___ Records for the exercise ___
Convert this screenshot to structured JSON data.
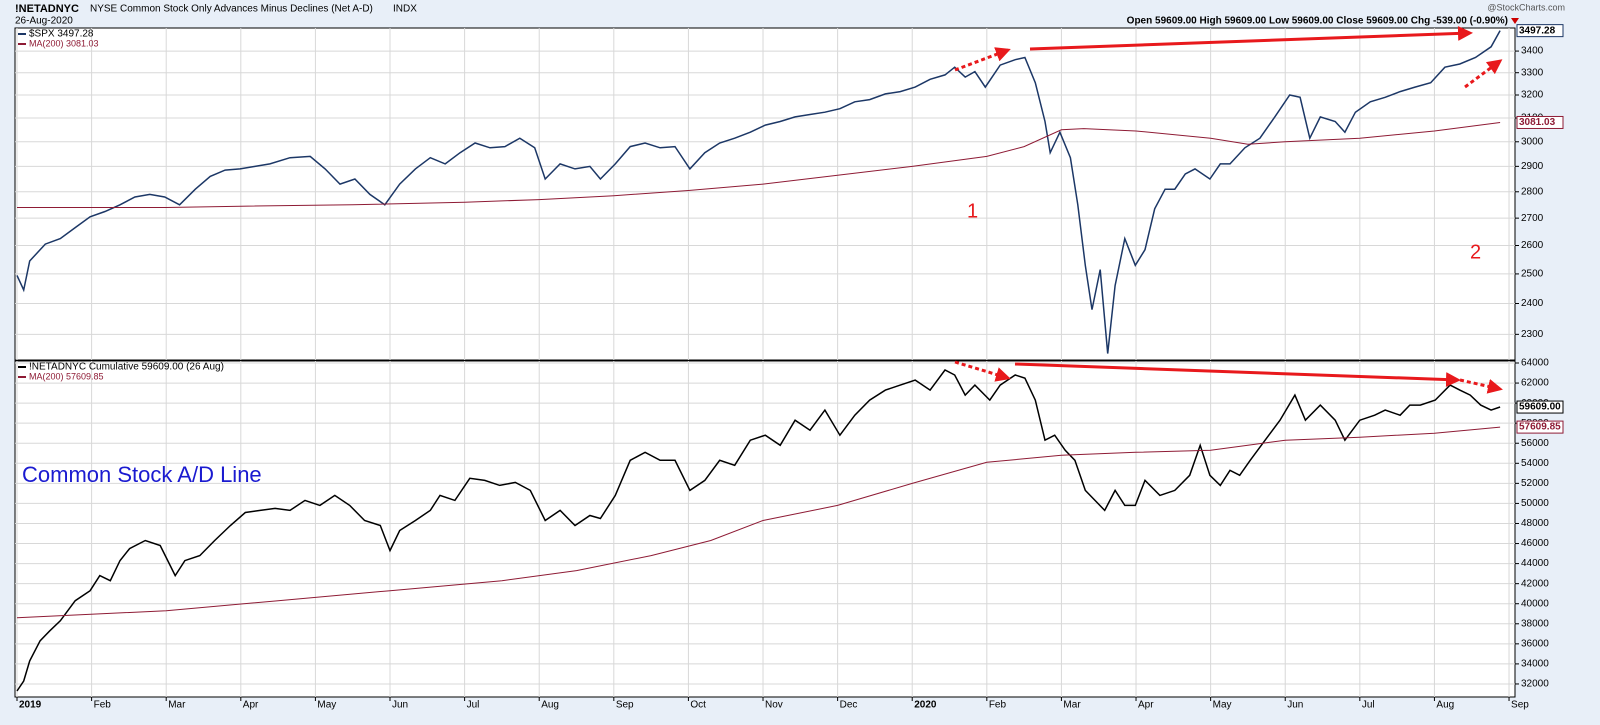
{
  "header": {
    "symbol": "!NETADNYC",
    "description": "NYSE Common Stock Only Advances Minus Declines (Net A-D)",
    "exchange": "INDX",
    "date": "26-Aug-2020",
    "source": "@StockCharts.com",
    "quote": "Open 59609.00 High 59609.00 Low 59609.00 Close 59609.00 Chg -539.00 (-0.90%)"
  },
  "chart_data": [
    {
      "type": "line",
      "log_scale": true,
      "grid": true,
      "xlim": [
        0,
        20.08
      ],
      "ylim": [
        2220,
        3510
      ],
      "yticks": [
        2300,
        2400,
        2500,
        2600,
        2700,
        2800,
        2900,
        3000,
        3100,
        3200,
        3300,
        3400
      ],
      "annotations": [
        "1",
        "2"
      ],
      "series": [
        {
          "name": "$SPX 3497.28",
          "color": "#1c3766",
          "last_value_label": "3497.28",
          "x": [
            0,
            0.09,
            0.17,
            0.38,
            0.58,
            0.78,
            0.98,
            1.18,
            1.38,
            1.58,
            1.78,
            1.98,
            2.18,
            2.39,
            2.59,
            2.79,
            2.99,
            3.19,
            3.39,
            3.66,
            3.93,
            4.13,
            4.33,
            4.53,
            4.73,
            4.93,
            5.13,
            5.34,
            5.54,
            5.74,
            5.94,
            6.14,
            6.34,
            6.54,
            6.74,
            6.94,
            7.08,
            7.28,
            7.48,
            7.68,
            7.82,
            8.02,
            8.22,
            8.42,
            8.62,
            8.82,
            9.02,
            9.22,
            9.42,
            9.62,
            9.83,
            10.03,
            10.23,
            10.43,
            10.63,
            10.83,
            11.03,
            11.23,
            11.43,
            11.64,
            11.84,
            12.04,
            12.24,
            12.44,
            12.57,
            12.71,
            12.84,
            12.98,
            13.18,
            13.38,
            13.51,
            13.65,
            13.78,
            13.85,
            13.98,
            14.12,
            14.22,
            14.32,
            14.41,
            14.52,
            14.62,
            14.72,
            14.85,
            14.99,
            15.12,
            15.25,
            15.39,
            15.52,
            15.66,
            15.79,
            15.99,
            16.13,
            16.26,
            16.46,
            16.66,
            16.86,
            17.06,
            17.2,
            17.33,
            17.47,
            17.67,
            17.8,
            17.94,
            18.14,
            18.34,
            18.54,
            18.74,
            18.95,
            19.14,
            19.34,
            19.55,
            19.76,
            19.88
          ],
          "values": [
            2495,
            2445,
            2545,
            2605,
            2625,
            2665,
            2705,
            2725,
            2750,
            2780,
            2790,
            2780,
            2750,
            2810,
            2860,
            2885,
            2890,
            2900,
            2910,
            2935,
            2940,
            2890,
            2830,
            2850,
            2790,
            2750,
            2830,
            2890,
            2935,
            2910,
            2955,
            2995,
            2975,
            2980,
            3015,
            2975,
            2850,
            2910,
            2890,
            2900,
            2850,
            2910,
            2980,
            2995,
            2975,
            2980,
            2890,
            2955,
            2995,
            3015,
            3040,
            3070,
            3085,
            3105,
            3115,
            3125,
            3140,
            3170,
            3180,
            3205,
            3215,
            3235,
            3270,
            3290,
            3325,
            3280,
            3305,
            3235,
            3335,
            3360,
            3370,
            3255,
            3085,
            2955,
            3040,
            2935,
            2750,
            2530,
            2380,
            2515,
            2240,
            2460,
            2625,
            2530,
            2585,
            2735,
            2810,
            2810,
            2870,
            2890,
            2850,
            2910,
            2910,
            2975,
            3015,
            3105,
            3200,
            3190,
            3015,
            3105,
            3085,
            3040,
            3125,
            3170,
            3190,
            3215,
            3235,
            3255,
            3325,
            3340,
            3370,
            3420,
            3497.28
          ]
        },
        {
          "name": "MA(200) 3081.03",
          "color": "#8e1b35",
          "last_value_label": "3081.03",
          "x": [
            0,
            2,
            3,
            4.5,
            6,
            7,
            8,
            9,
            10,
            11,
            12,
            13,
            13.5,
            14,
            14.3,
            15,
            16,
            16.5,
            17,
            18,
            19,
            19.88
          ],
          "values": [
            2740,
            2740,
            2745,
            2750,
            2760,
            2770,
            2785,
            2805,
            2830,
            2865,
            2900,
            2940,
            2980,
            3050,
            3055,
            3045,
            3015,
            2990,
            3000,
            3015,
            3045,
            3081.03
          ]
        }
      ]
    },
    {
      "type": "line",
      "log_scale": false,
      "grid": true,
      "xlim": [
        0,
        20.08
      ],
      "ylim": [
        30700,
        64200
      ],
      "yticks": [
        32000,
        34000,
        36000,
        38000,
        40000,
        42000,
        44000,
        46000,
        48000,
        50000,
        52000,
        54000,
        56000,
        58000,
        60000,
        62000,
        64000
      ],
      "xticks": [
        {
          "value": 0,
          "label": "2019"
        },
        {
          "value": 1,
          "label": "Feb"
        },
        {
          "value": 2,
          "label": "Mar"
        },
        {
          "value": 3,
          "label": "Apr"
        },
        {
          "value": 4,
          "label": "May"
        },
        {
          "value": 5,
          "label": "Jun"
        },
        {
          "value": 6,
          "label": "Jul"
        },
        {
          "value": 7,
          "label": "Aug"
        },
        {
          "value": 8,
          "label": "Sep"
        },
        {
          "value": 9,
          "label": "Oct"
        },
        {
          "value": 10,
          "label": "Nov"
        },
        {
          "value": 11,
          "label": "Dec"
        },
        {
          "value": 12,
          "label": "2020"
        },
        {
          "value": 13,
          "label": "Feb"
        },
        {
          "value": 14,
          "label": "Mar"
        },
        {
          "value": 15,
          "label": "Apr"
        },
        {
          "value": 16,
          "label": "May"
        },
        {
          "value": 17,
          "label": "Jun"
        },
        {
          "value": 18,
          "label": "Jul"
        },
        {
          "value": 19,
          "label": "Aug"
        },
        {
          "value": 20,
          "label": "Sep"
        }
      ],
      "annotations": [
        "Common Stock A/D Line"
      ],
      "series": [
        {
          "name": "!NETADNYC Cumulative 59609.00 (26 Aug)",
          "color": "#000000",
          "last_value_label": "59609.00",
          "x": [
            0,
            0.09,
            0.17,
            0.31,
            0.44,
            0.58,
            0.78,
            0.98,
            1.11,
            1.25,
            1.38,
            1.51,
            1.72,
            1.92,
            2.12,
            2.25,
            2.45,
            2.65,
            2.86,
            3.06,
            3.26,
            3.46,
            3.66,
            3.86,
            4.06,
            4.26,
            4.46,
            4.66,
            4.87,
            5,
            5.13,
            5.34,
            5.54,
            5.67,
            5.87,
            6.07,
            6.27,
            6.47,
            6.68,
            6.88,
            7.08,
            7.28,
            7.48,
            7.68,
            7.82,
            8.02,
            8.22,
            8.42,
            8.62,
            8.82,
            9.02,
            9.22,
            9.42,
            9.62,
            9.83,
            10.03,
            10.23,
            10.43,
            10.63,
            10.83,
            11.03,
            11.23,
            11.43,
            11.64,
            11.84,
            12.04,
            12.24,
            12.44,
            12.57,
            12.71,
            12.84,
            13.04,
            13.18,
            13.38,
            13.51,
            13.65,
            13.78,
            13.91,
            14.05,
            14.18,
            14.32,
            14.45,
            14.58,
            14.72,
            14.85,
            14.99,
            15.12,
            15.32,
            15.52,
            15.72,
            15.86,
            15.99,
            16.13,
            16.26,
            16.39,
            16.53,
            16.73,
            16.93,
            17.13,
            17.27,
            17.47,
            17.67,
            17.8,
            18,
            18.2,
            18.34,
            18.54,
            18.67,
            18.81,
            19.01,
            19.21,
            19.34,
            19.48,
            19.62,
            19.76,
            19.88
          ],
          "values": [
            31300,
            32300,
            34300,
            36300,
            37300,
            38300,
            40300,
            41300,
            42800,
            42300,
            44300,
            45500,
            46300,
            45800,
            42800,
            44300,
            44800,
            46300,
            47800,
            49100,
            49300,
            49500,
            49300,
            50300,
            49800,
            50800,
            49800,
            48300,
            47800,
            45300,
            47300,
            48300,
            49300,
            50800,
            50300,
            52500,
            52300,
            51800,
            52100,
            51300,
            48300,
            49300,
            47800,
            48800,
            48500,
            50800,
            54300,
            55100,
            54300,
            54300,
            51300,
            52300,
            54300,
            53800,
            56300,
            56800,
            55800,
            58300,
            57300,
            59300,
            56800,
            58800,
            60300,
            61300,
            61800,
            62300,
            61300,
            63300,
            62800,
            60800,
            61800,
            60300,
            61800,
            62800,
            62500,
            60300,
            56300,
            56800,
            55300,
            54300,
            51300,
            50300,
            49300,
            51300,
            49800,
            49800,
            52300,
            50800,
            51300,
            52800,
            55800,
            52800,
            51800,
            53300,
            52800,
            54300,
            56300,
            58300,
            60800,
            58300,
            59800,
            58300,
            56300,
            58300,
            58800,
            59300,
            58800,
            59800,
            59800,
            60300,
            61800,
            61300,
            60800,
            59800,
            59300,
            59609
          ]
        },
        {
          "name": "MA(200) 57609.85",
          "color": "#8e1b35",
          "last_value_label": "57609.85",
          "x": [
            0,
            2,
            3.5,
            5,
            6.5,
            7.5,
            8.5,
            9.3,
            10,
            11,
            12,
            13,
            14,
            15,
            16,
            16.5,
            17,
            18,
            19,
            19.88
          ],
          "values": [
            38600,
            39300,
            40300,
            41300,
            42300,
            43300,
            44800,
            46300,
            48300,
            49800,
            52000,
            54100,
            54800,
            55100,
            55300,
            55800,
            56300,
            56600,
            57000,
            57609.85
          ]
        }
      ]
    }
  ]
}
___
Of the lines above, how many include the word "name"? Reply with the number only.

4